Records for the task:

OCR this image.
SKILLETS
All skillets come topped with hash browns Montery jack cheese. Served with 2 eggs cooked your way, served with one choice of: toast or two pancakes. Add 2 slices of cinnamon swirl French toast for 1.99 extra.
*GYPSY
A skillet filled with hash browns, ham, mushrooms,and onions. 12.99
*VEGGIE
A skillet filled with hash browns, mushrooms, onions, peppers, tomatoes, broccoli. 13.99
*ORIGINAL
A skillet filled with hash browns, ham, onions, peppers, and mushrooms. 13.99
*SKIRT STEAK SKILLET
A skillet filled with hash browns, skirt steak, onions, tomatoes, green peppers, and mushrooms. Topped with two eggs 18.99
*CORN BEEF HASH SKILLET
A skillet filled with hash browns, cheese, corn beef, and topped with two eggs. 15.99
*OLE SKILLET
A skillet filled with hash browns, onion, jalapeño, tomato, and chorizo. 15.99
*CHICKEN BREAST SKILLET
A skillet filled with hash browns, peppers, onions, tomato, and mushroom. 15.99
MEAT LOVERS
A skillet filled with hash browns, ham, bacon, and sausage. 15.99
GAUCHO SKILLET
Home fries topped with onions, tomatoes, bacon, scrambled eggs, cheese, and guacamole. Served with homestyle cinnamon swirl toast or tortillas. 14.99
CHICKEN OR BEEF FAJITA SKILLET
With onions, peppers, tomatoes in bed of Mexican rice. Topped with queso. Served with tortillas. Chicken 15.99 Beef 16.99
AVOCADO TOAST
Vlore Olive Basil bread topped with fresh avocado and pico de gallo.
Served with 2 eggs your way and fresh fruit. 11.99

Problem to work on:
Every line above should be retyped exactly as given.

Reply:
OCR this image.
SKILLETS
All skillets come topped with hash browns Montery jack cheese. Served with 2 eggs cooked your way, served with one choice of: toast or two pancakes. Add 2 slices of cinnamon swirl French toast for 1.99 extra.
*GYPSY
A skillet filled with hash browns, ham, mushrooms,and onions. 12.99
*VEGGIE
A skillet filled with hash browns, mushrooms, onions, peppers, tomatoes, broccoli. 13.99
*ORIGINAL
A skillet filled with hash browns, ham, onions, peppers, and mushrooms. 13.99
*SKIRT STEAK SKILLET
A skillet filled with hash browns, skirt steak, onions, tomatoes, green peppers, and mushrooms. Topped with two eggs 18.99
*CORN BEEF HASH SKILLET
A skillet filled with hash browns, cheese, corn beef, and topped with two eggs. 15.99
*OLE SKILLET
A skillet filled with hash browns, onion, jalapeño, tomato, and chorizo. 15.99
*CHICKEN BREAST SKILLET
A skillet filled with hash browns, peppers, onions, tomato, and mushroom. 15.99
MEAT LOVERS
A skillet filled with hash browns, ham, bacon, and sausage. 15.99
GAUCHO SKILLET
Home fries topped with onions, tomatoes, bacon, scrambled eggs, cheese, and guacamole. Served with homestyle cinnamon swirl toast or tortillas. 14.99
CHICKEN OR BEEF FAJITA SKILLET
With onions, peppers, tomatoes in bed of Mexican rice. Topped with queso. Served with tortillas. Chicken 15.99 Beef 16.99
AVOCADO TOAST
Vlore Olive Basil bread topped with fresh avocado and pico de gallo.
Served with 2 eggs your way and fresh fruit. 11.99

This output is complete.